:: Task directions ::
Exactly as written, retype the listing below, omitting the pictures.

[Stored data entries]
# # # # # # #
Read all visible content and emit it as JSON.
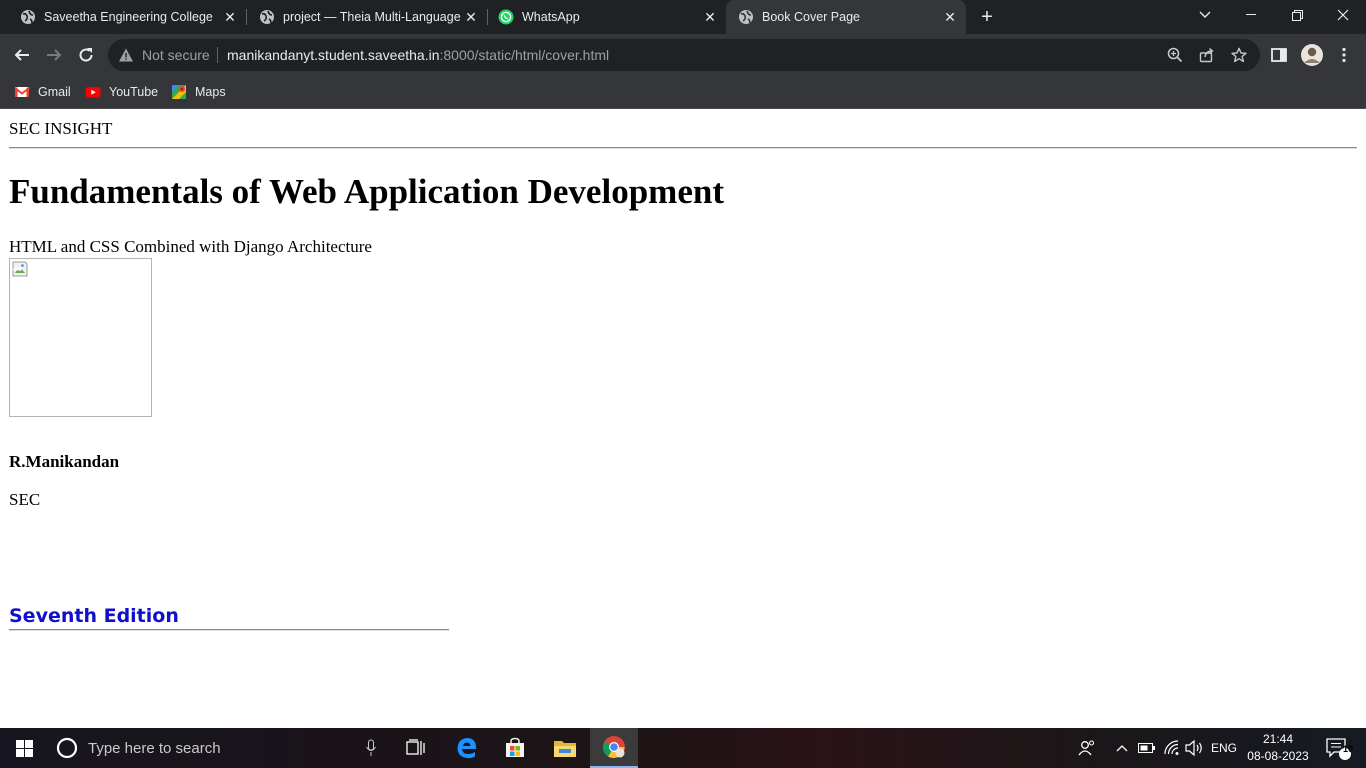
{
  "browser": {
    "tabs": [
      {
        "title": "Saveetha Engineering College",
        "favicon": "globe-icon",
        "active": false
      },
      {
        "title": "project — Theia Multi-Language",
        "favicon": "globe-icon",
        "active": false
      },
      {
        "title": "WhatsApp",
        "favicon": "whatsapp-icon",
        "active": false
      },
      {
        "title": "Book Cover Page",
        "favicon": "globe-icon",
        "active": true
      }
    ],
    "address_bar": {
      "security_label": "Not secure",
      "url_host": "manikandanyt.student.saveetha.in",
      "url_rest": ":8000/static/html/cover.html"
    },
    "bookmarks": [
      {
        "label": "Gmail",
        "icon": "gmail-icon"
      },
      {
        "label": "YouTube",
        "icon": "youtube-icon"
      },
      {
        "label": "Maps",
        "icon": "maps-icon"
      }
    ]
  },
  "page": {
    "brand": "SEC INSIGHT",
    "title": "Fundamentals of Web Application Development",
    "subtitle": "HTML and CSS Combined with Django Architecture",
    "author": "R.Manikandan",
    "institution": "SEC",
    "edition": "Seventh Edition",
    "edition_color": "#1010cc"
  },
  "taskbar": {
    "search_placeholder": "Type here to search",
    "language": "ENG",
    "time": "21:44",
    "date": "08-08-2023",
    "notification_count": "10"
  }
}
# # # # # # #
:: Written answer ::
Read all visible content and emit it as JSON.
{
  "browser": {
    "tabs": [
      {
        "title": "Saveetha Engineering College",
        "favicon": "globe-icon",
        "active": false
      },
      {
        "title": "project — Theia Multi-Language",
        "favicon": "globe-icon",
        "active": false
      },
      {
        "title": "WhatsApp",
        "favicon": "whatsapp-icon",
        "active": false
      },
      {
        "title": "Book Cover Page",
        "favicon": "globe-icon",
        "active": true
      }
    ],
    "address_bar": {
      "security_label": "Not secure",
      "url_host": "manikandanyt.student.saveetha.in",
      "url_rest": ":8000/static/html/cover.html"
    },
    "bookmarks": [
      {
        "label": "Gmail",
        "icon": "gmail-icon"
      },
      {
        "label": "YouTube",
        "icon": "youtube-icon"
      },
      {
        "label": "Maps",
        "icon": "maps-icon"
      }
    ]
  },
  "page": {
    "brand": "SEC INSIGHT",
    "title": "Fundamentals of Web Application Development",
    "subtitle": "HTML and CSS Combined with Django Architecture",
    "author": "R.Manikandan",
    "institution": "SEC",
    "edition": "Seventh Edition",
    "edition_color": "#1010cc"
  },
  "taskbar": {
    "search_placeholder": "Type here to search",
    "language": "ENG",
    "time": "21:44",
    "date": "08-08-2023",
    "notification_count": "10"
  }
}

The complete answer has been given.